» **Task brief**
Transcribe the material in full, exactly as written.

[Data entries]
/---
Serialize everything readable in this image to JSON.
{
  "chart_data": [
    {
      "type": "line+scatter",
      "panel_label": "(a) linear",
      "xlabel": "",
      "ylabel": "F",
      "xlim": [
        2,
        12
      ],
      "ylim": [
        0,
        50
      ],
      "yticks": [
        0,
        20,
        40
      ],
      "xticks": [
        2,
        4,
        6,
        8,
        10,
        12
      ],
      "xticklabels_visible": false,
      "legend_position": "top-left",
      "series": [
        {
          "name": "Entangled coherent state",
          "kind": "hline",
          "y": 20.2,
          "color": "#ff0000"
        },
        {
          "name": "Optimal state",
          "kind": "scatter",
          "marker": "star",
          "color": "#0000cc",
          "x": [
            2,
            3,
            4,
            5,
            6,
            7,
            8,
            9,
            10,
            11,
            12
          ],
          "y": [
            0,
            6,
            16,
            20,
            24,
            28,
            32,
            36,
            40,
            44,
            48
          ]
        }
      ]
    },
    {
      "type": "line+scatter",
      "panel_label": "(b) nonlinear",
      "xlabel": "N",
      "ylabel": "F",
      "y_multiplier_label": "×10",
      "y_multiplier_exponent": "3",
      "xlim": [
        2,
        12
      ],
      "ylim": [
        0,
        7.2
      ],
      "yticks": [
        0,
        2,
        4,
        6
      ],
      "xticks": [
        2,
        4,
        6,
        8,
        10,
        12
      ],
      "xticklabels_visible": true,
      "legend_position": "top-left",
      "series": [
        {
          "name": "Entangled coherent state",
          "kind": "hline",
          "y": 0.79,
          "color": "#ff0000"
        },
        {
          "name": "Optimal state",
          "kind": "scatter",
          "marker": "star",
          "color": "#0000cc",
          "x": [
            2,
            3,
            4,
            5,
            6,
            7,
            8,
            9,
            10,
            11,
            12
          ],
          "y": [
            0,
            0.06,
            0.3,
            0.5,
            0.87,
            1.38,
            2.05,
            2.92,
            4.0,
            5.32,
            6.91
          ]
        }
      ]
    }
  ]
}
\---
» **In response**
Serialize everything readable in this image to JSON.
{
  "chart_data": [
    {
      "type": "line+scatter",
      "panel_label": "(a) linear",
      "xlabel": "",
      "ylabel": "F",
      "xlim": [
        2,
        12
      ],
      "ylim": [
        0,
        50
      ],
      "yticks": [
        0,
        20,
        40
      ],
      "xticks": [
        2,
        4,
        6,
        8,
        10,
        12
      ],
      "xticklabels_visible": false,
      "legend_position": "top-left",
      "series": [
        {
          "name": "Entangled coherent state",
          "kind": "hline",
          "y": 20.2,
          "color": "#ff0000"
        },
        {
          "name": "Optimal state",
          "kind": "scatter",
          "marker": "star",
          "color": "#0000cc",
          "x": [
            2,
            3,
            4,
            5,
            6,
            7,
            8,
            9,
            10,
            11,
            12
          ],
          "y": [
            0,
            6,
            16,
            20,
            24,
            28,
            32,
            36,
            40,
            44,
            48
          ]
        }
      ]
    },
    {
      "type": "line+scatter",
      "panel_label": "(b) nonlinear",
      "xlabel": "N",
      "ylabel": "F",
      "y_multiplier_label": "×10",
      "y_multiplier_exponent": "3",
      "xlim": [
        2,
        12
      ],
      "ylim": [
        0,
        7.2
      ],
      "yticks": [
        0,
        2,
        4,
        6
      ],
      "xticks": [
        2,
        4,
        6,
        8,
        10,
        12
      ],
      "xticklabels_visible": true,
      "legend_position": "top-left",
      "series": [
        {
          "name": "Entangled coherent state",
          "kind": "hline",
          "y": 0.79,
          "color": "#ff0000"
        },
        {
          "name": "Optimal state",
          "kind": "scatter",
          "marker": "star",
          "color": "#0000cc",
          "x": [
            2,
            3,
            4,
            5,
            6,
            7,
            8,
            9,
            10,
            11,
            12
          ],
          "y": [
            0,
            0.06,
            0.3,
            0.5,
            0.87,
            1.38,
            2.05,
            2.92,
            4.0,
            5.32,
            6.91
          ]
        }
      ]
    }
  ]
}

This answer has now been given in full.